__TASK TO CARRY OUT__:
Repeat the records in full and exactly, omitting pictures.

----------------------------------------

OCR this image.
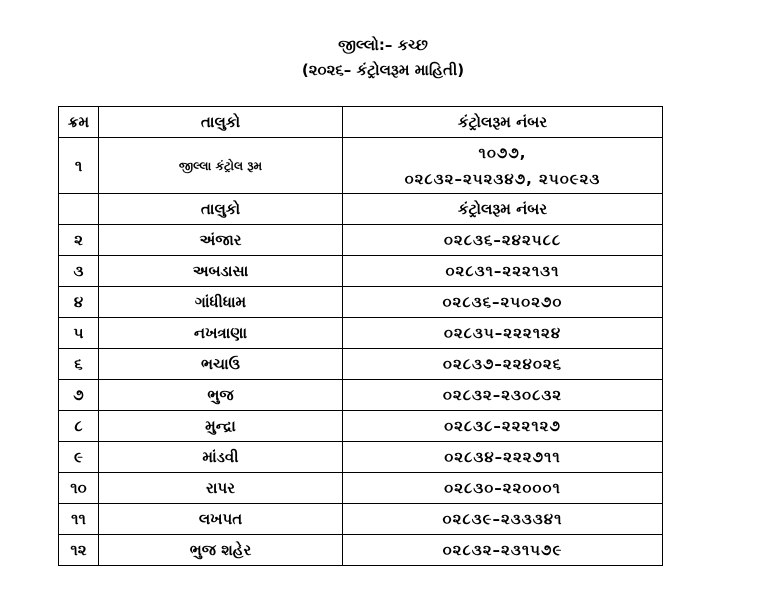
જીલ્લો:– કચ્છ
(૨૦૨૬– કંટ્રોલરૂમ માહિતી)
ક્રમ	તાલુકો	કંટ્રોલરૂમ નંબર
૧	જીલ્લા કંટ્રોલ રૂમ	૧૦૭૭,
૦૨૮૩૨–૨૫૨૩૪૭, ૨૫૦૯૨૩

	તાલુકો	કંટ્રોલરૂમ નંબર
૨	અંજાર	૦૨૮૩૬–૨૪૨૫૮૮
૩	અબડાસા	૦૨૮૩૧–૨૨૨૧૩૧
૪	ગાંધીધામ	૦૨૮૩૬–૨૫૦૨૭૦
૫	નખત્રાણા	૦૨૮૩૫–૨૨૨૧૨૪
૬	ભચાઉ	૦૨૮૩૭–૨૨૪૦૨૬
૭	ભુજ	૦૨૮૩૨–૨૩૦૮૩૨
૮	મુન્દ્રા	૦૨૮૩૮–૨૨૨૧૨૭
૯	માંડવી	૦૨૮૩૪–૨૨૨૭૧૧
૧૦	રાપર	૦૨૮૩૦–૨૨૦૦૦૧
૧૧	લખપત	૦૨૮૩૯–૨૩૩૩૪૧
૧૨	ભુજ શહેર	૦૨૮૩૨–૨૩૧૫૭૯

----------------------------------------

__FINISHED ANSWER__:
OCR this image.
જીલ્લો:– કચ્છ
(૨૦૨૬– કંટ્રોલરૂમ માહિતી)
ક્રમ	તાલુકો	કંટ્રોલરૂમ નંબર
૧	જીલ્લા કંટ્રોલ રૂમ	૧૦૭૭,
૦૨૮૩૨–૨૫૨૩૪૭, ૨૫૦૯૨૩

	તાલુકો	કંટ્રોલરૂમ નંબર
૨	અંજાર	૦૨૮૩૬–૨૪૨૫૮૮
૩	અબડાસા	૦૨૮૩૧–૨૨૨૧૩૧
૪	ગાંધીધામ	૦૨૮૩૬–૨૫૦૨૭૦
૫	નખત્રાણા	૦૨૮૩૫–૨૨૨૧૨૪
૬	ભચાઉ	૦૨૮૩૭–૨૨૪૦૨૬
૭	ભુજ	૦૨૮૩૨–૨૩૦૮૩૨
૮	મુન્દ્રા	૦૨૮૩૮–૨૨૨૧૨૭
૯	માંડવી	૦૨૮૩૪–૨૨૨૭૧૧
૧૦	રાપર	૦૨૮૩૦–૨૨૦૦૦૧
૧૧	લખપત	૦૨૮૩૯–૨૩૩૩૪૧
૧૨	ભુજ શહેર	૦૨૮૩૨–૨૩૧૫૭૯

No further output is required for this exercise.